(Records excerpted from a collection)
>> START

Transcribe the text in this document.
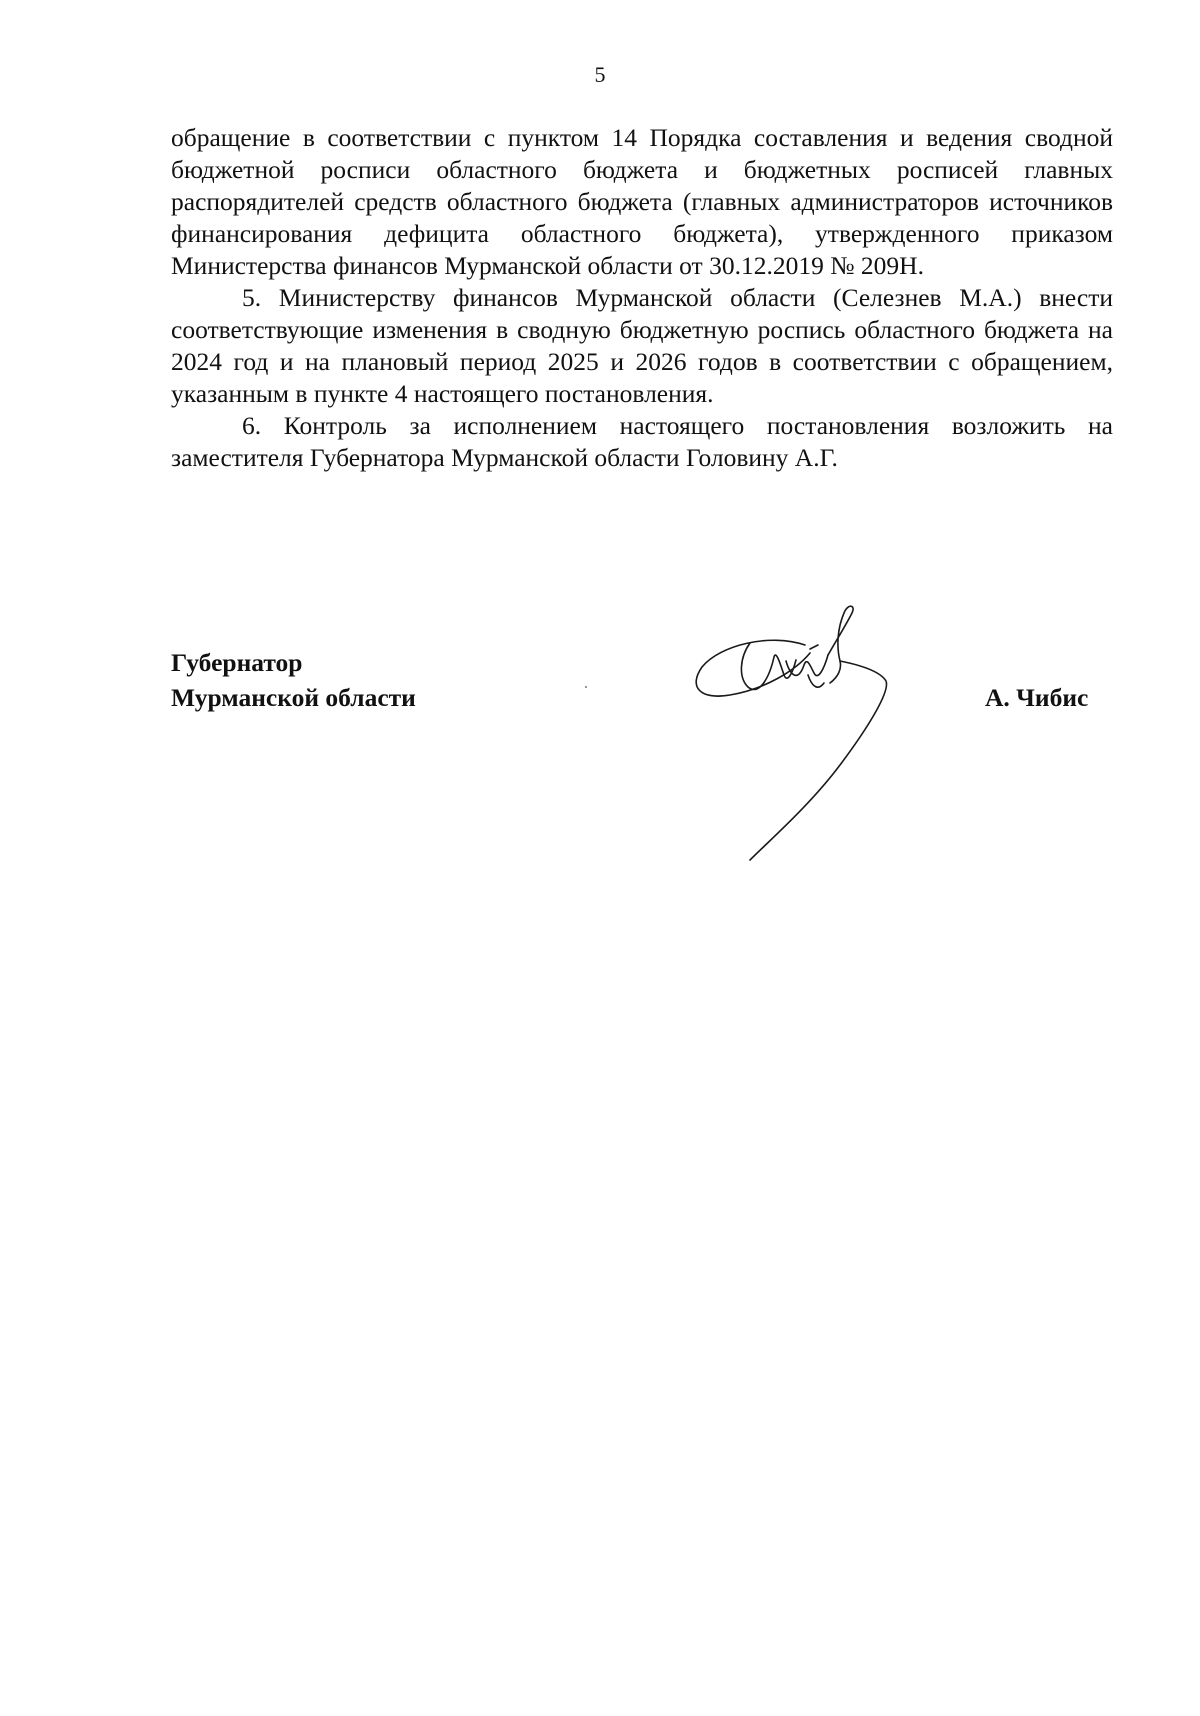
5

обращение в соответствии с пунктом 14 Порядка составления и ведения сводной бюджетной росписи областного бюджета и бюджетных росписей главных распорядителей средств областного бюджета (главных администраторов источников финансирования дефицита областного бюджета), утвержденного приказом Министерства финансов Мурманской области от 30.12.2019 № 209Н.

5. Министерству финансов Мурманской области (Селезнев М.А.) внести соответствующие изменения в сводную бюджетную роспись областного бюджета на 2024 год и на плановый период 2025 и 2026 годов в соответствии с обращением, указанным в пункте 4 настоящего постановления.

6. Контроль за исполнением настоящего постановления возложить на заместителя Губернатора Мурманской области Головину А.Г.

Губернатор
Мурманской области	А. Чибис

>> END

* _What is expected_: Check every line of the data above for the string "постановления", and copy those that have it.

* _Solved problem_:
5. Министерству финансов Мурманской области (Селезнев М.А.) внести соответствующие изменения в сводную бюджетную роспись областного бюджета на 2024 год и на плановый период 2025 и 2026 годов в соответствии с обращением, указанным в пункте 4 настоящего постановления.
6. Контроль за исполнением настоящего постановления возложить на заместителя Губернатора Мурманской области Головину А.Г.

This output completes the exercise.